[Stored entries]
[BEGIN]

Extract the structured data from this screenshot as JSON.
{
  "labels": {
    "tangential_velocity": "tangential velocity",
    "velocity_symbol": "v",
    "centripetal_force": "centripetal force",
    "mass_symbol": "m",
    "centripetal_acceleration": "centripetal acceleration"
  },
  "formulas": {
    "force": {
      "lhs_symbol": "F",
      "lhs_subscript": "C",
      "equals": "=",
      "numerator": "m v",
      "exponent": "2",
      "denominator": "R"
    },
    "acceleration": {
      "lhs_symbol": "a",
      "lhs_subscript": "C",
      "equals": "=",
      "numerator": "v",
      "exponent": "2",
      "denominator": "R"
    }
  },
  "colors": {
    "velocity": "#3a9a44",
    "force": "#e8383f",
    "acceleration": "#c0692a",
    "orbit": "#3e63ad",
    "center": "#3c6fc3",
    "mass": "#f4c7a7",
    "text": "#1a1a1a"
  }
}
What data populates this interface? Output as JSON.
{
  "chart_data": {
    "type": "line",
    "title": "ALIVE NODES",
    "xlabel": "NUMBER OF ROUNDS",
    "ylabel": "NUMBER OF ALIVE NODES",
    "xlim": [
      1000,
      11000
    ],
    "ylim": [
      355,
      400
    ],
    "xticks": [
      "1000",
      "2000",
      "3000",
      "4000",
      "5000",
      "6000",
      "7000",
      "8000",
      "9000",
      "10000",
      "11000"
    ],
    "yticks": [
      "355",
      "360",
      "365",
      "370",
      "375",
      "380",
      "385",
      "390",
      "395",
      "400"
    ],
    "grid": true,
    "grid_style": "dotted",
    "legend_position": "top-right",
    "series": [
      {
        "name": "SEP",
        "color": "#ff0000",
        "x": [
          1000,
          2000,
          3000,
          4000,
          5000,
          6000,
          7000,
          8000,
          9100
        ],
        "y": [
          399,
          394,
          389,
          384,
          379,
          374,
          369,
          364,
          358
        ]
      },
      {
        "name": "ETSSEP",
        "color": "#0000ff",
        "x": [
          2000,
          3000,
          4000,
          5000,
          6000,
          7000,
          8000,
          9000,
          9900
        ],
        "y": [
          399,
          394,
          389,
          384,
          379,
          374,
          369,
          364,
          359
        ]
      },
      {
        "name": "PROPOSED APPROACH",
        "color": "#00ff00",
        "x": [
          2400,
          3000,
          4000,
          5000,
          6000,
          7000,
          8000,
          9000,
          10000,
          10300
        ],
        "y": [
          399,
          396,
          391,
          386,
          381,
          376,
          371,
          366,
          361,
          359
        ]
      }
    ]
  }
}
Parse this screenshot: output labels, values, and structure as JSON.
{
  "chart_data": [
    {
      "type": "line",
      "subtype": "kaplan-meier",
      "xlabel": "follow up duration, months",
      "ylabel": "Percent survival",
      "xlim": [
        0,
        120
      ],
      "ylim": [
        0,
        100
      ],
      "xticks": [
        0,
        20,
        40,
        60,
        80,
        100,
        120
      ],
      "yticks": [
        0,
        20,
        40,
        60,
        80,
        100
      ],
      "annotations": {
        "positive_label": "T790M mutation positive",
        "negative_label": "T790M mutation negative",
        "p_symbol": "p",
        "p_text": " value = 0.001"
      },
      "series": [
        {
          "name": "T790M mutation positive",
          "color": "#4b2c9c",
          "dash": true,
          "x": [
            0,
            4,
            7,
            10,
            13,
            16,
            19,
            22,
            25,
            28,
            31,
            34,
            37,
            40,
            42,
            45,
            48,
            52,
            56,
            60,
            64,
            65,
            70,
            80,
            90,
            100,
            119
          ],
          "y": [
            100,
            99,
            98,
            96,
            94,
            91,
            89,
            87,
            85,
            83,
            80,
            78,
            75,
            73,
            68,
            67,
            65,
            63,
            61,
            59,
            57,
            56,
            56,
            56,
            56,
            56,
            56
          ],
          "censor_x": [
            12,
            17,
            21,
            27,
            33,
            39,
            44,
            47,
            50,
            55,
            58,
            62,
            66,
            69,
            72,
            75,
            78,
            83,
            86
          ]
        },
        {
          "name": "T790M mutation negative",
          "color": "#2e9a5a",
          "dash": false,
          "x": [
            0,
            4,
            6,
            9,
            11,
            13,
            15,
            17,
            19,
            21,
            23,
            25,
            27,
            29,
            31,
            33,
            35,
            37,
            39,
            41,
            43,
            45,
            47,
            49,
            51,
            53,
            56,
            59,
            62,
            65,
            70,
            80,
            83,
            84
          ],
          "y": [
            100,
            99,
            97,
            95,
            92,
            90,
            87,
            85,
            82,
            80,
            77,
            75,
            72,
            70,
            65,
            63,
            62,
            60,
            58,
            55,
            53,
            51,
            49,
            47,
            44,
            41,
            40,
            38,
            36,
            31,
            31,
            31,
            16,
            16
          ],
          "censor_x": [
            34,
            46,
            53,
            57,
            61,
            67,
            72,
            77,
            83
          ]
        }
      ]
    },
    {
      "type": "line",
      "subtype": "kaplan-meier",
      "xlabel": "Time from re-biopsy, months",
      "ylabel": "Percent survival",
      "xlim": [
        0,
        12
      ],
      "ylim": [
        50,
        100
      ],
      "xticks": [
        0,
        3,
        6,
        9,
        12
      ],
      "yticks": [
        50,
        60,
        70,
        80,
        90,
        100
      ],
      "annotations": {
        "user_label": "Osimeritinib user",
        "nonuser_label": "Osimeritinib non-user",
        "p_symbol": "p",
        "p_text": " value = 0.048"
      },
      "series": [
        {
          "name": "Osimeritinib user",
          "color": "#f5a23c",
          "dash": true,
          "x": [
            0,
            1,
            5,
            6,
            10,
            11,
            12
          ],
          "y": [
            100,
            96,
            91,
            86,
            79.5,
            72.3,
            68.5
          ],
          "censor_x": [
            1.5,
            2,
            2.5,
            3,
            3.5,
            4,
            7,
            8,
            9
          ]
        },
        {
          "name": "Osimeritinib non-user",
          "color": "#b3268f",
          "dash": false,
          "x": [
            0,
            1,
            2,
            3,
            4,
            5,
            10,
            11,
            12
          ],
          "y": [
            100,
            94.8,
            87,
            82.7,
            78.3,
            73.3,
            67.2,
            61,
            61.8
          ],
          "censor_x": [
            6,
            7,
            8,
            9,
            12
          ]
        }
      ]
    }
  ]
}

[END]

Objective> All records above must be set down exactly, please.

Answer to this exercise>
Extract the structured data from this screenshot as JSON.
{
  "labels": {
    "tangential_velocity": "tangential velocity",
    "velocity_symbol": "v",
    "centripetal_force": "centripetal force",
    "mass_symbol": "m",
    "centripetal_acceleration": "centripetal acceleration"
  },
  "formulas": {
    "force": {
      "lhs_symbol": "F",
      "lhs_subscript": "C",
      "equals": "=",
      "numerator": "m v",
      "exponent": "2",
      "denominator": "R"
    },
    "acceleration": {
      "lhs_symbol": "a",
      "lhs_subscript": "C",
      "equals": "=",
      "numerator": "v",
      "exponent": "2",
      "denominator": "R"
    }
  },
  "colors": {
    "velocity": "#3a9a44",
    "force": "#e8383f",
    "acceleration": "#c0692a",
    "orbit": "#3e63ad",
    "center": "#3c6fc3",
    "mass": "#f4c7a7",
    "text": "#1a1a1a"
  }
}
What data populates this interface? Output as JSON.
{
  "chart_data": {
    "type": "line",
    "title": "ALIVE NODES",
    "xlabel": "NUMBER OF ROUNDS",
    "ylabel": "NUMBER OF ALIVE NODES",
    "xlim": [
      1000,
      11000
    ],
    "ylim": [
      355,
      400
    ],
    "xticks": [
      "1000",
      "2000",
      "3000",
      "4000",
      "5000",
      "6000",
      "7000",
      "8000",
      "9000",
      "10000",
      "11000"
    ],
    "yticks": [
      "355",
      "360",
      "365",
      "370",
      "375",
      "380",
      "385",
      "390",
      "395",
      "400"
    ],
    "grid": true,
    "grid_style": "dotted",
    "legend_position": "top-right",
    "series": [
      {
        "name": "SEP",
        "color": "#ff0000",
        "x": [
          1000,
          2000,
          3000,
          4000,
          5000,
          6000,
          7000,
          8000,
          9100
        ],
        "y": [
          399,
          394,
          389,
          384,
          379,
          374,
          369,
          364,
          358
        ]
      },
      {
        "name": "ETSSEP",
        "color": "#0000ff",
        "x": [
          2000,
          3000,
          4000,
          5000,
          6000,
          7000,
          8000,
          9000,
          9900
        ],
        "y": [
          399,
          394,
          389,
          384,
          379,
          374,
          369,
          364,
          359
        ]
      },
      {
        "name": "PROPOSED APPROACH",
        "color": "#00ff00",
        "x": [
          2400,
          3000,
          4000,
          5000,
          6000,
          7000,
          8000,
          9000,
          10000,
          10300
        ],
        "y": [
          399,
          396,
          391,
          386,
          381,
          376,
          371,
          366,
          361,
          359
        ]
      }
    ]
  }
}
Parse this screenshot: output labels, values, and structure as JSON.
{
  "chart_data": [
    {
      "type": "line",
      "subtype": "kaplan-meier",
      "xlabel": "follow up duration, months",
      "ylabel": "Percent survival",
      "xlim": [
        0,
        120
      ],
      "ylim": [
        0,
        100
      ],
      "xticks": [
        0,
        20,
        40,
        60,
        80,
        100,
        120
      ],
      "yticks": [
        0,
        20,
        40,
        60,
        80,
        100
      ],
      "annotations": {
        "positive_label": "T790M mutation positive",
        "negative_label": "T790M mutation negative",
        "p_symbol": "p",
        "p_text": " value = 0.001"
      },
      "series": [
        {
          "name": "T790M mutation positive",
          "color": "#4b2c9c",
          "dash": true,
          "x": [
            0,
            4,
            7,
            10,
            13,
            16,
            19,
            22,
            25,
            28,
            31,
            34,
            37,
            40,
            42,
            45,
            48,
            52,
            56,
            60,
            64,
            65,
            70,
            80,
            90,
            100,
            119
          ],
          "y": [
            100,
            99,
            98,
            96,
            94,
            91,
            89,
            87,
            85,
            83,
            80,
            78,
            75,
            73,
            68,
            67,
            65,
            63,
            61,
            59,
            57,
            56,
            56,
            56,
            56,
            56,
            56
          ],
          "censor_x": [
            12,
            17,
            21,
            27,
            33,
            39,
            44,
            47,
            50,
            55,
            58,
            62,
            66,
            69,
            72,
            75,
            78,
            83,
            86
          ]
        },
        {
          "name": "T790M mutation negative",
          "color": "#2e9a5a",
          "dash": false,
          "x": [
            0,
            4,
            6,
            9,
            11,
            13,
            15,
            17,
            19,
            21,
            23,
            25,
            27,
            29,
            31,
            33,
            35,
            37,
            39,
            41,
            43,
            45,
            47,
            49,
            51,
            53,
            56,
            59,
            62,
            65,
            70,
            80,
            83,
            84
          ],
          "y": [
            100,
            99,
            97,
            95,
            92,
            90,
            87,
            85,
            82,
            80,
            77,
            75,
            72,
            70,
            65,
            63,
            62,
            60,
            58,
            55,
            53,
            51,
            49,
            47,
            44,
            41,
            40,
            38,
            36,
            31,
            31,
            31,
            16,
            16
          ],
          "censor_x": [
            34,
            46,
            53,
            57,
            61,
            67,
            72,
            77,
            83
          ]
        }
      ]
    },
    {
      "type": "line",
      "subtype": "kaplan-meier",
      "xlabel": "Time from re-biopsy, months",
      "ylabel": "Percent survival",
      "xlim": [
        0,
        12
      ],
      "ylim": [
        50,
        100
      ],
      "xticks": [
        0,
        3,
        6,
        9,
        12
      ],
      "yticks": [
        50,
        60,
        70,
        80,
        90,
        100
      ],
      "annotations": {
        "user_label": "Osimeritinib user",
        "nonuser_label": "Osimeritinib non-user",
        "p_symbol": "p",
        "p_text": " value = 0.048"
      },
      "series": [
        {
          "name": "Osimeritinib user",
          "color": "#f5a23c",
          "dash": true,
          "x": [
            0,
            1,
            5,
            6,
            10,
            11,
            12
          ],
          "y": [
            100,
            96,
            91,
            86,
            79.5,
            72.3,
            68.5
          ],
          "censor_x": [
            1.5,
            2,
            2.5,
            3,
            3.5,
            4,
            7,
            8,
            9
          ]
        },
        {
          "name": "Osimeritinib non-user",
          "color": "#b3268f",
          "dash": false,
          "x": [
            0,
            1,
            2,
            3,
            4,
            5,
            10,
            11,
            12
          ],
          "y": [
            100,
            94.8,
            87,
            82.7,
            78.3,
            73.3,
            67.2,
            61,
            61.8
          ],
          "censor_x": [
            6,
            7,
            8,
            9,
            12
          ]
        }
      ]
    }
  ]
}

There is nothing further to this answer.